▶ _WHAT THIS TASK INVOLVES_:
Print out the entries below with no edits.

▶ _EXTRACTED MATERIAL_:
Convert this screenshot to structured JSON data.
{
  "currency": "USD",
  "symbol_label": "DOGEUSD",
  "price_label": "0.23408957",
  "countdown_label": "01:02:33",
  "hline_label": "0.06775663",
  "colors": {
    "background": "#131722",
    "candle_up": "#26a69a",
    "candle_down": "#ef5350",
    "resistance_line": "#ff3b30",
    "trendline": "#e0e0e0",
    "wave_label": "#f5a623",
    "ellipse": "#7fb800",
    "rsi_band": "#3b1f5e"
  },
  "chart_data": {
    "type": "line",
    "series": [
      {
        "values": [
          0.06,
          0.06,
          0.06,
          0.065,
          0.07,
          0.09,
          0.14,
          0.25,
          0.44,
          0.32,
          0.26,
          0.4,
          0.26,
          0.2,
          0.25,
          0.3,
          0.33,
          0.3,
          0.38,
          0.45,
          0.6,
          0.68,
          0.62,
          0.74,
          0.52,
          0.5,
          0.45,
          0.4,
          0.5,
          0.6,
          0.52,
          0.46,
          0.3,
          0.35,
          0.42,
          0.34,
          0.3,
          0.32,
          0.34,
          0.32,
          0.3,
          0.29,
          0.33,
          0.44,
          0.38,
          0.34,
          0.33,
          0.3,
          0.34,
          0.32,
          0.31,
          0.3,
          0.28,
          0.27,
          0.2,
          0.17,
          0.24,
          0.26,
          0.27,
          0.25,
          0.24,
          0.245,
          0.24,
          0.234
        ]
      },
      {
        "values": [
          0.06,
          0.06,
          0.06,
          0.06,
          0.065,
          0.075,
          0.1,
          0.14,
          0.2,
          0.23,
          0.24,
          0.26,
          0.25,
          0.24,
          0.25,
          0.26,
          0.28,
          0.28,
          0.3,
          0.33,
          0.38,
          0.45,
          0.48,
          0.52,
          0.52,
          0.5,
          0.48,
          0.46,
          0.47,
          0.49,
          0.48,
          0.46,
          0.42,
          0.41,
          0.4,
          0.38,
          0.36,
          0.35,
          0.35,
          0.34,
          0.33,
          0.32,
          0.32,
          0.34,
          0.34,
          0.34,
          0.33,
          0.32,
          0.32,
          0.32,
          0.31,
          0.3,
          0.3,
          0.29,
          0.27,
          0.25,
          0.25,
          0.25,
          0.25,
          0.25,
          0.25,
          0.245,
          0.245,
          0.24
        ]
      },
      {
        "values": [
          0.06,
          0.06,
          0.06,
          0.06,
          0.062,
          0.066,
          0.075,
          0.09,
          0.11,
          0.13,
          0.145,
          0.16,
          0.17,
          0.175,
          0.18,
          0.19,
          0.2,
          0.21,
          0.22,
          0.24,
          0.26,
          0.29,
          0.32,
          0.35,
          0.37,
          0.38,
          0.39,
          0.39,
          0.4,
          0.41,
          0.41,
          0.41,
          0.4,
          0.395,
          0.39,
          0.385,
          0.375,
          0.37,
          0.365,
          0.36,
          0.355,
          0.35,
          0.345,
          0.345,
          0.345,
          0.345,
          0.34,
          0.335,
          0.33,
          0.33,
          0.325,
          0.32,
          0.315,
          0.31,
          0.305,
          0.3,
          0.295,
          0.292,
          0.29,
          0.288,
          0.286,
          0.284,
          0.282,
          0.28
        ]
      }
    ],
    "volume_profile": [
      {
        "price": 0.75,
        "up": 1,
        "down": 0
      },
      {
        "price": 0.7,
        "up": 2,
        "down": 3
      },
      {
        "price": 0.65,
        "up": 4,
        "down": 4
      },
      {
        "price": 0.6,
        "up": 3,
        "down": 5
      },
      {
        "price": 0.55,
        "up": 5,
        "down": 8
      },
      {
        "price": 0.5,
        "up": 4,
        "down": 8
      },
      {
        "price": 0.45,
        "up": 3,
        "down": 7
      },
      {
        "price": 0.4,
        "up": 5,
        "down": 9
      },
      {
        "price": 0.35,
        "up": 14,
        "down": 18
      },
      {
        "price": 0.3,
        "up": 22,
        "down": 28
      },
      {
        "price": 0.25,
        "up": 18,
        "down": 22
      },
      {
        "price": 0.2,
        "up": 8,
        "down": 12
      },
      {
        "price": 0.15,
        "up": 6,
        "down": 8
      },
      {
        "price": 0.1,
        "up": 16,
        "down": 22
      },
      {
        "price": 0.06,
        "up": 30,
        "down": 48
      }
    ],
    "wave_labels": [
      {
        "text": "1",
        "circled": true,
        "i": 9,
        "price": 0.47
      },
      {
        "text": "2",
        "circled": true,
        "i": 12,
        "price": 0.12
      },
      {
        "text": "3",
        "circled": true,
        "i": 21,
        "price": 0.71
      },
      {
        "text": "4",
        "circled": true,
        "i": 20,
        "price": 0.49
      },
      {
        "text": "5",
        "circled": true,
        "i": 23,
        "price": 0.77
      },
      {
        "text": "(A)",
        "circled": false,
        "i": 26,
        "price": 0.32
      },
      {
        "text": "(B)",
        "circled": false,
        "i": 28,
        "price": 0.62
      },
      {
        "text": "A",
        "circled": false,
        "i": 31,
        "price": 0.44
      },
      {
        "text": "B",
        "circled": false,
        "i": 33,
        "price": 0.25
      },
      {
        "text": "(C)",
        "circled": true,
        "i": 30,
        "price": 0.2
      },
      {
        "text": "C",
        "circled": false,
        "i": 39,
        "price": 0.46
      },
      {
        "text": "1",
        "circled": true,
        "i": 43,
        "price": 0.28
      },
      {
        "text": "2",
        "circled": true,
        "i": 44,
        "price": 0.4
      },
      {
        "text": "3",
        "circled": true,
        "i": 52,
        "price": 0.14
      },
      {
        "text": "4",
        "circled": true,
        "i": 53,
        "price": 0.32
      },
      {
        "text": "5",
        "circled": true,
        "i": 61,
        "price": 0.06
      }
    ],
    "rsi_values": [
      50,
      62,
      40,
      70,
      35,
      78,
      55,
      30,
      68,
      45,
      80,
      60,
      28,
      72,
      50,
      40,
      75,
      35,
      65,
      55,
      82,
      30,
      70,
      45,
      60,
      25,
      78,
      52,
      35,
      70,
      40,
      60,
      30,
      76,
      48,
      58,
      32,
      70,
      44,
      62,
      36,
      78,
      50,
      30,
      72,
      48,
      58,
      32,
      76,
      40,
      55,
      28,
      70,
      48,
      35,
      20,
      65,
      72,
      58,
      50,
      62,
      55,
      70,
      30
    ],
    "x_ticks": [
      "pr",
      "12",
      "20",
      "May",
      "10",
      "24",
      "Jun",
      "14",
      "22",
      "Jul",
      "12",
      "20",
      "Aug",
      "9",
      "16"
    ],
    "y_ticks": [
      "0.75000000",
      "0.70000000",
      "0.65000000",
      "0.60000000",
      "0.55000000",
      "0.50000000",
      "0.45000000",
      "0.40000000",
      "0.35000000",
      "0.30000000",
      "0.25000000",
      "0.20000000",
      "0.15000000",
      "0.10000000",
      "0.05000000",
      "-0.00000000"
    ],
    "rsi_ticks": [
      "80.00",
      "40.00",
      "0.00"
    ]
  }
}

▶ _WRITTEN SOLUTION_:
Convert this screenshot to structured JSON data.
{
  "currency": "USD",
  "symbol_label": "DOGEUSD",
  "price_label": "0.23408957",
  "countdown_label": "01:02:33",
  "hline_label": "0.06775663",
  "colors": {
    "background": "#131722",
    "candle_up": "#26a69a",
    "candle_down": "#ef5350",
    "resistance_line": "#ff3b30",
    "trendline": "#e0e0e0",
    "wave_label": "#f5a623",
    "ellipse": "#7fb800",
    "rsi_band": "#3b1f5e"
  },
  "chart_data": {
    "type": "line",
    "series": [
      {
        "values": [
          0.06,
          0.06,
          0.06,
          0.065,
          0.07,
          0.09,
          0.14,
          0.25,
          0.44,
          0.32,
          0.26,
          0.4,
          0.26,
          0.2,
          0.25,
          0.3,
          0.33,
          0.3,
          0.38,
          0.45,
          0.6,
          0.68,
          0.62,
          0.74,
          0.52,
          0.5,
          0.45,
          0.4,
          0.5,
          0.6,
          0.52,
          0.46,
          0.3,
          0.35,
          0.42,
          0.34,
          0.3,
          0.32,
          0.34,
          0.32,
          0.3,
          0.29,
          0.33,
          0.44,
          0.38,
          0.34,
          0.33,
          0.3,
          0.34,
          0.32,
          0.31,
          0.3,
          0.28,
          0.27,
          0.2,
          0.17,
          0.24,
          0.26,
          0.27,
          0.25,
          0.24,
          0.245,
          0.24,
          0.234
        ]
      },
      {
        "values": [
          0.06,
          0.06,
          0.06,
          0.06,
          0.065,
          0.075,
          0.1,
          0.14,
          0.2,
          0.23,
          0.24,
          0.26,
          0.25,
          0.24,
          0.25,
          0.26,
          0.28,
          0.28,
          0.3,
          0.33,
          0.38,
          0.45,
          0.48,
          0.52,
          0.52,
          0.5,
          0.48,
          0.46,
          0.47,
          0.49,
          0.48,
          0.46,
          0.42,
          0.41,
          0.4,
          0.38,
          0.36,
          0.35,
          0.35,
          0.34,
          0.33,
          0.32,
          0.32,
          0.34,
          0.34,
          0.34,
          0.33,
          0.32,
          0.32,
          0.32,
          0.31,
          0.3,
          0.3,
          0.29,
          0.27,
          0.25,
          0.25,
          0.25,
          0.25,
          0.25,
          0.25,
          0.245,
          0.245,
          0.24
        ]
      },
      {
        "values": [
          0.06,
          0.06,
          0.06,
          0.06,
          0.062,
          0.066,
          0.075,
          0.09,
          0.11,
          0.13,
          0.145,
          0.16,
          0.17,
          0.175,
          0.18,
          0.19,
          0.2,
          0.21,
          0.22,
          0.24,
          0.26,
          0.29,
          0.32,
          0.35,
          0.37,
          0.38,
          0.39,
          0.39,
          0.4,
          0.41,
          0.41,
          0.41,
          0.4,
          0.395,
          0.39,
          0.385,
          0.375,
          0.37,
          0.365,
          0.36,
          0.355,
          0.35,
          0.345,
          0.345,
          0.345,
          0.345,
          0.34,
          0.335,
          0.33,
          0.33,
          0.325,
          0.32,
          0.315,
          0.31,
          0.305,
          0.3,
          0.295,
          0.292,
          0.29,
          0.288,
          0.286,
          0.284,
          0.282,
          0.28
        ]
      }
    ],
    "volume_profile": [
      {
        "price": 0.75,
        "up": 1,
        "down": 0
      },
      {
        "price": 0.7,
        "up": 2,
        "down": 3
      },
      {
        "price": 0.65,
        "up": 4,
        "down": 4
      },
      {
        "price": 0.6,
        "up": 3,
        "down": 5
      },
      {
        "price": 0.55,
        "up": 5,
        "down": 8
      },
      {
        "price": 0.5,
        "up": 4,
        "down": 8
      },
      {
        "price": 0.45,
        "up": 3,
        "down": 7
      },
      {
        "price": 0.4,
        "up": 5,
        "down": 9
      },
      {
        "price": 0.35,
        "up": 14,
        "down": 18
      },
      {
        "price": 0.3,
        "up": 22,
        "down": 28
      },
      {
        "price": 0.25,
        "up": 18,
        "down": 22
      },
      {
        "price": 0.2,
        "up": 8,
        "down": 12
      },
      {
        "price": 0.15,
        "up": 6,
        "down": 8
      },
      {
        "price": 0.1,
        "up": 16,
        "down": 22
      },
      {
        "price": 0.06,
        "up": 30,
        "down": 48
      }
    ],
    "wave_labels": [
      {
        "text": "1",
        "circled": true,
        "i": 9,
        "price": 0.47
      },
      {
        "text": "2",
        "circled": true,
        "i": 12,
        "price": 0.12
      },
      {
        "text": "3",
        "circled": true,
        "i": 21,
        "price": 0.71
      },
      {
        "text": "4",
        "circled": true,
        "i": 20,
        "price": 0.49
      },
      {
        "text": "5",
        "circled": true,
        "i": 23,
        "price": 0.77
      },
      {
        "text": "(A)",
        "circled": false,
        "i": 26,
        "price": 0.32
      },
      {
        "text": "(B)",
        "circled": false,
        "i": 28,
        "price": 0.62
      },
      {
        "text": "A",
        "circled": false,
        "i": 31,
        "price": 0.44
      },
      {
        "text": "B",
        "circled": false,
        "i": 33,
        "price": 0.25
      },
      {
        "text": "(C)",
        "circled": true,
        "i": 30,
        "price": 0.2
      },
      {
        "text": "C",
        "circled": false,
        "i": 39,
        "price": 0.46
      },
      {
        "text": "1",
        "circled": true,
        "i": 43,
        "price": 0.28
      },
      {
        "text": "2",
        "circled": true,
        "i": 44,
        "price": 0.4
      },
      {
        "text": "3",
        "circled": true,
        "i": 52,
        "price": 0.14
      },
      {
        "text": "4",
        "circled": true,
        "i": 53,
        "price": 0.32
      },
      {
        "text": "5",
        "circled": true,
        "i": 61,
        "price": 0.06
      }
    ],
    "rsi_values": [
      50,
      62,
      40,
      70,
      35,
      78,
      55,
      30,
      68,
      45,
      80,
      60,
      28,
      72,
      50,
      40,
      75,
      35,
      65,
      55,
      82,
      30,
      70,
      45,
      60,
      25,
      78,
      52,
      35,
      70,
      40,
      60,
      30,
      76,
      48,
      58,
      32,
      70,
      44,
      62,
      36,
      78,
      50,
      30,
      72,
      48,
      58,
      32,
      76,
      40,
      55,
      28,
      70,
      48,
      35,
      20,
      65,
      72,
      58,
      50,
      62,
      55,
      70,
      30
    ],
    "x_ticks": [
      "pr",
      "12",
      "20",
      "May",
      "10",
      "24",
      "Jun",
      "14",
      "22",
      "Jul",
      "12",
      "20",
      "Aug",
      "9",
      "16"
    ],
    "y_ticks": [
      "0.75000000",
      "0.70000000",
      "0.65000000",
      "0.60000000",
      "0.55000000",
      "0.50000000",
      "0.45000000",
      "0.40000000",
      "0.35000000",
      "0.30000000",
      "0.25000000",
      "0.20000000",
      "0.15000000",
      "0.10000000",
      "0.05000000",
      "-0.00000000"
    ],
    "rsi_ticks": [
      "80.00",
      "40.00",
      "0.00"
    ]
  }
}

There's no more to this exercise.